▸ Problem statement: Your task is to repeat the lines below exactly, excluding any pictures they contain.

(Data excerpts)
** Begin **
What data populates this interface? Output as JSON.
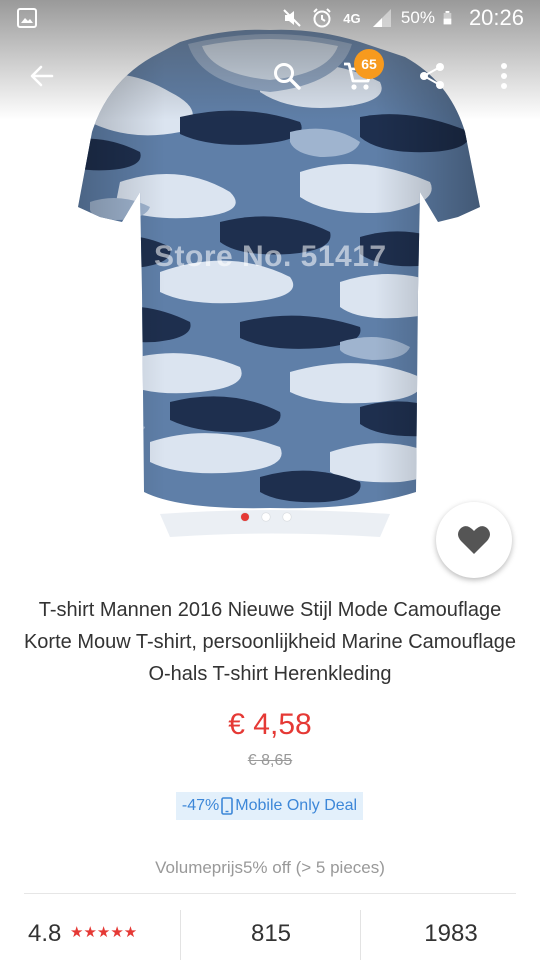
{
  "status_bar": {
    "network_type": "4G",
    "battery_percent": "50%",
    "time": "20:26"
  },
  "product_image": {
    "watermark": "Store No. 51417"
  },
  "action_bar": {
    "cart_count": "65"
  },
  "pager": {
    "count": 3,
    "active_index": 0
  },
  "product": {
    "title": "T-shirt Mannen 2016 Nieuwe Stijl Mode Camouflage Korte Mouw T-shirt, persoonlijkheid Marine Camouflage O-hals T-shirt Herenkleding",
    "price": "€ 4,58",
    "original_price": "€ 8,65",
    "deal_discount": "-47%",
    "deal_text": "Mobile Only Deal",
    "volume_pricing": "Volumeprijs5% off (> 5 pieces)"
  },
  "stats": {
    "rating": "4.8",
    "stars": "★★★★★",
    "orders": "815",
    "wishes": "1983"
  },
  "colors": {
    "accent_red": "#e53935",
    "badge_orange": "#f79a1e",
    "deal_blue": "#3d87d8",
    "deal_bg": "#e3f0fb"
  },
  "icons": {
    "status": [
      "gallery-icon",
      "mute-icon",
      "alarm-icon",
      "signal-icon",
      "battery-icon"
    ],
    "action_bar": [
      "back-arrow-icon",
      "search-icon",
      "cart-icon",
      "share-icon",
      "more-vert-icon"
    ],
    "wishlist": "heart-icon",
    "deal": "phone-icon"
  }
}
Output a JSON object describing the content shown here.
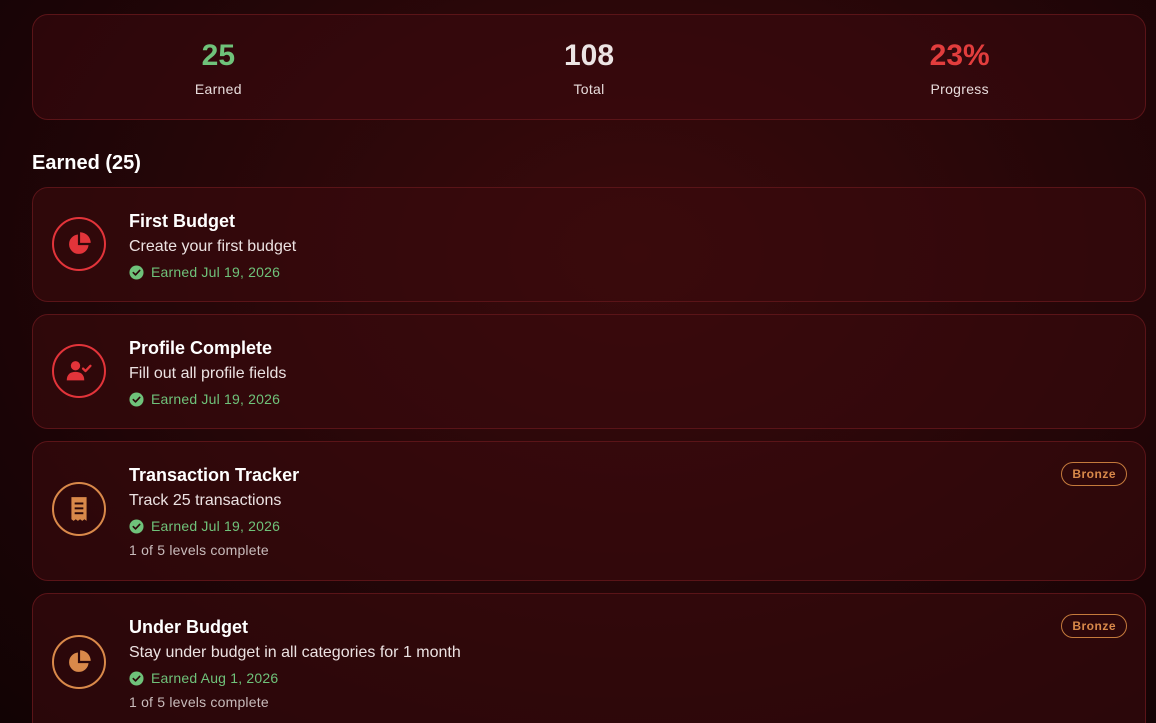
{
  "colors": {
    "earned_green": "#6fc27a",
    "total_white": "#ece4e4",
    "progress_red": "#e23d3d",
    "red_badge": "#e2343a",
    "bronze_badge": "#d9894a"
  },
  "stats": {
    "earned": {
      "value": "25",
      "label": "Earned"
    },
    "total": {
      "value": "108",
      "label": "Total"
    },
    "progress": {
      "value": "23%",
      "label": "Progress"
    }
  },
  "section": {
    "title": "Earned (25)"
  },
  "achievements": [
    {
      "title": "First Budget",
      "description": "Create your first budget",
      "earned": "Earned Jul 19, 2026",
      "icon": "pie-chart-icon",
      "tier_color": "red"
    },
    {
      "title": "Profile Complete",
      "description": "Fill out all profile fields",
      "earned": "Earned Jul 19, 2026",
      "icon": "user-check-icon",
      "tier_color": "red"
    },
    {
      "title": "Transaction Tracker",
      "description": "Track 25 transactions",
      "earned": "Earned Jul 19, 2026",
      "levels": "1 of 5 levels complete",
      "badge": "Bronze",
      "icon": "receipt-icon",
      "tier_color": "bronze"
    },
    {
      "title": "Under Budget",
      "description": "Stay under budget in all categories for 1 month",
      "earned": "Earned Aug 1, 2026",
      "levels": "1 of 5 levels complete",
      "badge": "Bronze",
      "icon": "pie-chart-icon",
      "tier_color": "bronze"
    }
  ]
}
** End **
▸ Reply to the exercise:
What data populates this interface? Output as JSON.
{
  "status_bar": {
    "network_type": "4G",
    "battery_percent": "50%",
    "time": "20:26"
  },
  "product_image": {
    "watermark": "Store No. 51417"
  },
  "action_bar": {
    "cart_count": "65"
  },
  "pager": {
    "count": 3,
    "active_index": 0
  },
  "product": {
    "title": "T-shirt Mannen 2016 Nieuwe Stijl Mode Camouflage Korte Mouw T-shirt, persoonlijkheid Marine Camouflage O-hals T-shirt Herenkleding",
    "price": "€ 4,58",
    "original_price": "€ 8,65",
    "deal_discount": "-47%",
    "deal_text": "Mobile Only Deal",
    "volume_pricing": "Volumeprijs5% off (> 5 pieces)"
  },
  "stats": {
    "rating": "4.8",
    "stars": "★★★★★",
    "orders": "815",
    "wishes": "1983"
  },
  "colors": {
    "accent_red": "#e53935",
    "badge_orange": "#f79a1e",
    "deal_blue": "#3d87d8",
    "deal_bg": "#e3f0fb"
  },
  "icons": {
    "status": [
      "gallery-icon",
      "mute-icon",
      "alarm-icon",
      "signal-icon",
      "battery-icon"
    ],
    "action_bar": [
      "back-arrow-icon",
      "search-icon",
      "cart-icon",
      "share-icon",
      "more-vert-icon"
    ],
    "wishlist": "heart-icon",
    "deal": "phone-icon"
  }
}
Output a JSON object describing the content shown here.
{
  "colors": {
    "earned_green": "#6fc27a",
    "total_white": "#ece4e4",
    "progress_red": "#e23d3d",
    "red_badge": "#e2343a",
    "bronze_badge": "#d9894a"
  },
  "stats": {
    "earned": {
      "value": "25",
      "label": "Earned"
    },
    "total": {
      "value": "108",
      "label": "Total"
    },
    "progress": {
      "value": "23%",
      "label": "Progress"
    }
  },
  "section": {
    "title": "Earned (25)"
  },
  "achievements": [
    {
      "title": "First Budget",
      "description": "Create your first budget",
      "earned": "Earned Jul 19, 2026",
      "icon": "pie-chart-icon",
      "tier_color": "red"
    },
    {
      "title": "Profile Complete",
      "description": "Fill out all profile fields",
      "earned": "Earned Jul 19, 2026",
      "icon": "user-check-icon",
      "tier_color": "red"
    },
    {
      "title": "Transaction Tracker",
      "description": "Track 25 transactions",
      "earned": "Earned Jul 19, 2026",
      "levels": "1 of 5 levels complete",
      "badge": "Bronze",
      "icon": "receipt-icon",
      "tier_color": "bronze"
    },
    {
      "title": "Under Budget",
      "description": "Stay under budget in all categories for 1 month",
      "earned": "Earned Aug 1, 2026",
      "levels": "1 of 5 levels complete",
      "badge": "Bronze",
      "icon": "pie-chart-icon",
      "tier_color": "bronze"
    }
  ]
}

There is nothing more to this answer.